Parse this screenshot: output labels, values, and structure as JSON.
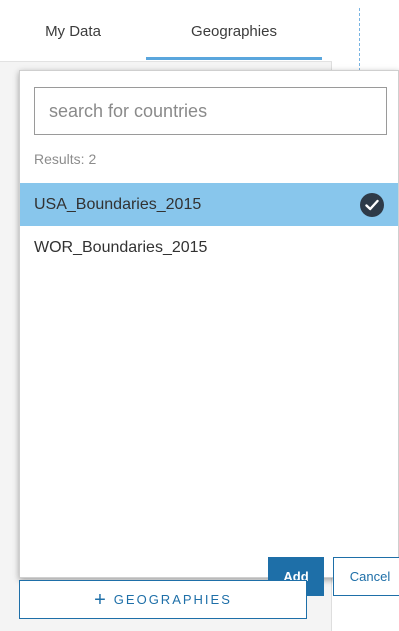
{
  "tabs": [
    {
      "label": "My Data"
    },
    {
      "label": "Geographies",
      "active": true
    }
  ],
  "search": {
    "placeholder": "search for countries",
    "value": ""
  },
  "results": {
    "label": "Results: 2",
    "items": [
      {
        "label": "USA_Boundaries_2015",
        "selected": true
      },
      {
        "label": "WOR_Boundaries_2015",
        "selected": false
      }
    ]
  },
  "buttons": {
    "add": "Add",
    "cancel": "Cancel"
  },
  "add_geographies": {
    "icon": "plus-icon",
    "label": "GEOGRAPHIES"
  },
  "colors": {
    "accent": "#1e6fa8",
    "tab_underline": "#5aa6dd",
    "selected_row": "#88c6ec",
    "check_badge": "#2e3a48"
  }
}
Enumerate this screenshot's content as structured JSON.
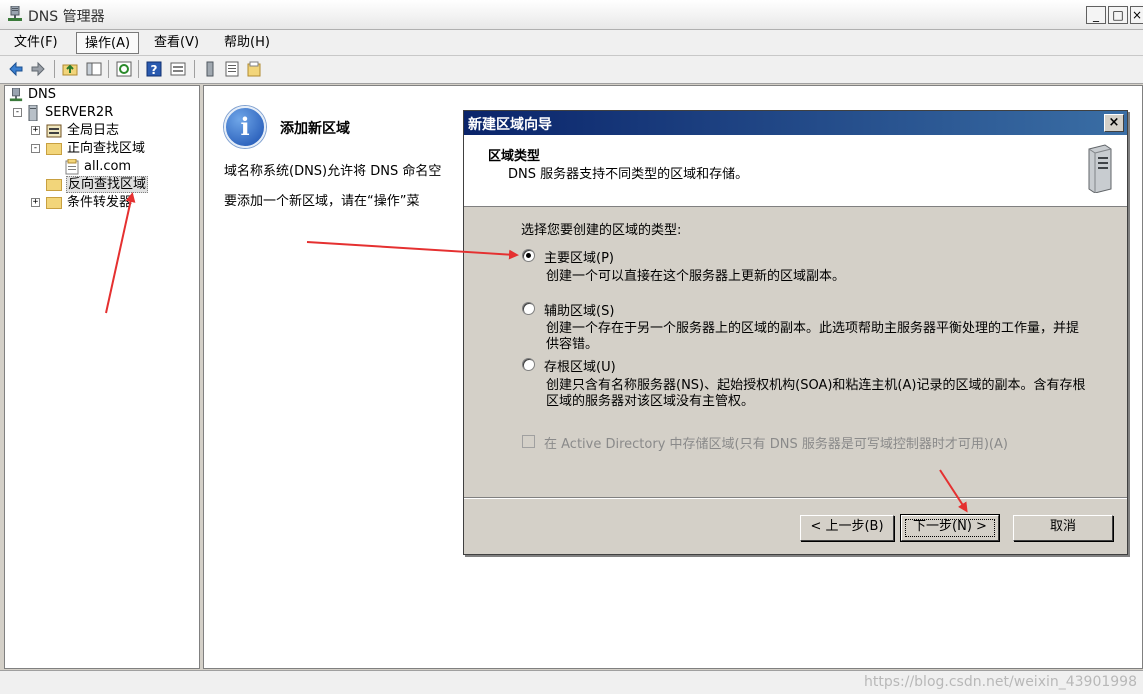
{
  "window": {
    "title": "DNS 管理器",
    "controls": [
      "_",
      "□",
      "×"
    ]
  },
  "menu": [
    {
      "label": "文件(F)"
    },
    {
      "label": "操作(A)"
    },
    {
      "label": "查看(V)"
    },
    {
      "label": "帮助(H)"
    }
  ],
  "tree": {
    "root": "DNS",
    "server": "SERVER2R",
    "items": [
      {
        "label": "全局日志"
      },
      {
        "label": "正向查找区域"
      },
      {
        "label": "all.com"
      },
      {
        "label": "反向查找区域"
      },
      {
        "label": "条件转发器"
      }
    ]
  },
  "content": {
    "heading": "添加新区域",
    "para1": "域名称系统(DNS)允许将 DNS 命名空",
    "para2": "要添加一个新区域，请在“操作”菜"
  },
  "dialog": {
    "title": "新建区域向导",
    "close": "×",
    "header_title": "区域类型",
    "header_sub": "DNS 服务器支持不同类型的区域和存储。",
    "prompt": "选择您要创建的区域的类型:",
    "options": [
      {
        "label": "主要区域(P)",
        "desc": "创建一个可以直接在这个服务器上更新的区域副本。",
        "checked": true
      },
      {
        "label": "辅助区域(S)",
        "desc": "创建一个存在于另一个服务器上的区域的副本。此选项帮助主服务器平衡处理的工作量，并提供容错。",
        "checked": false
      },
      {
        "label": "存根区域(U)",
        "desc": "创建只含有名称服务器(NS)、起始授权机构(SOA)和粘连主机(A)记录的区域的副本。含有存根区域的服务器对该区域没有主管权。",
        "checked": false
      }
    ],
    "ad_checkbox": "在 Active Directory 中存储区域(只有 DNS 服务器是可写域控制器时才可用)(A)",
    "buttons": {
      "back": "< 上一步(B)",
      "next": "下一步(N) >",
      "cancel": "取消"
    }
  },
  "statusbar": {
    "watermark": "https://blog.csdn.net/weixin_43901998"
  },
  "colors": {
    "annotation_arrow": "#e53030",
    "dialog_title": "#0a246a"
  }
}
········
SET EXERCISE —
Return, from the data, each line that has the word "true" in it.

RESPONSE —
      "active": true
        "selected": true
        "checked": true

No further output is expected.